> [REQUIREMENTS]:
Write out the listing below again, precisely as it is given.

Records that describe figures
++++++++

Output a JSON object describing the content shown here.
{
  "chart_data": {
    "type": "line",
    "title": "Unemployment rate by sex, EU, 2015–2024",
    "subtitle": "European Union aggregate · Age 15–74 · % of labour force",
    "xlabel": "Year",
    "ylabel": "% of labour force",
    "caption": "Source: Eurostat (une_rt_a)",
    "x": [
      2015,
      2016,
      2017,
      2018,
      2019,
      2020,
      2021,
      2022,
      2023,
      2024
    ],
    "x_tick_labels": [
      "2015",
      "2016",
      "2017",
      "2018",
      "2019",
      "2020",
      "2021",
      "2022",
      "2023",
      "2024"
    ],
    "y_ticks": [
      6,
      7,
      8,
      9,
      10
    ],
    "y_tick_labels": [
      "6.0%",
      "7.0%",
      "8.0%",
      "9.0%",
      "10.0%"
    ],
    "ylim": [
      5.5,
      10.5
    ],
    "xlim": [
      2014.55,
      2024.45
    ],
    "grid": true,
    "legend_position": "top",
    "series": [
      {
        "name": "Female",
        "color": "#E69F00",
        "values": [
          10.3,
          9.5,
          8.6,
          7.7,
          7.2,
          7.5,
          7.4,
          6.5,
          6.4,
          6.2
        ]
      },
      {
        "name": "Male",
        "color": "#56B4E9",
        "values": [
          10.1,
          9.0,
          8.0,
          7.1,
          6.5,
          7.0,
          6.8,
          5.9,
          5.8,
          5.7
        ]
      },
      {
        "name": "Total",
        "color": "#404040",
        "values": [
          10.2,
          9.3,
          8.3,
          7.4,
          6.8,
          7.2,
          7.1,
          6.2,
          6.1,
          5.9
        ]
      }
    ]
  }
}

++++++++

> [PROBLEM SOLUTION]:
Output a JSON object describing the content shown here.
{
  "chart_data": {
    "type": "line",
    "title": "Unemployment rate by sex, EU, 2015–2024",
    "subtitle": "European Union aggregate · Age 15–74 · % of labour force",
    "xlabel": "Year",
    "ylabel": "% of labour force",
    "caption": "Source: Eurostat (une_rt_a)",
    "x": [
      2015,
      2016,
      2017,
      2018,
      2019,
      2020,
      2021,
      2022,
      2023,
      2024
    ],
    "x_tick_labels": [
      "2015",
      "2016",
      "2017",
      "2018",
      "2019",
      "2020",
      "2021",
      "2022",
      "2023",
      "2024"
    ],
    "y_ticks": [
      6,
      7,
      8,
      9,
      10
    ],
    "y_tick_labels": [
      "6.0%",
      "7.0%",
      "8.0%",
      "9.0%",
      "10.0%"
    ],
    "ylim": [
      5.5,
      10.5
    ],
    "xlim": [
      2014.55,
      2024.45
    ],
    "grid": true,
    "legend_position": "top",
    "series": [
      {
        "name": "Female",
        "color": "#E69F00",
        "values": [
          10.3,
          9.5,
          8.6,
          7.7,
          7.2,
          7.5,
          7.4,
          6.5,
          6.4,
          6.2
        ]
      },
      {
        "name": "Male",
        "color": "#56B4E9",
        "values": [
          10.1,
          9.0,
          8.0,
          7.1,
          6.5,
          7.0,
          6.8,
          5.9,
          5.8,
          5.7
        ]
      },
      {
        "name": "Total",
        "color": "#404040",
        "values": [
          10.2,
          9.3,
          8.3,
          7.4,
          6.8,
          7.2,
          7.1,
          6.2,
          6.1,
          5.9
        ]
      }
    ]
  }
}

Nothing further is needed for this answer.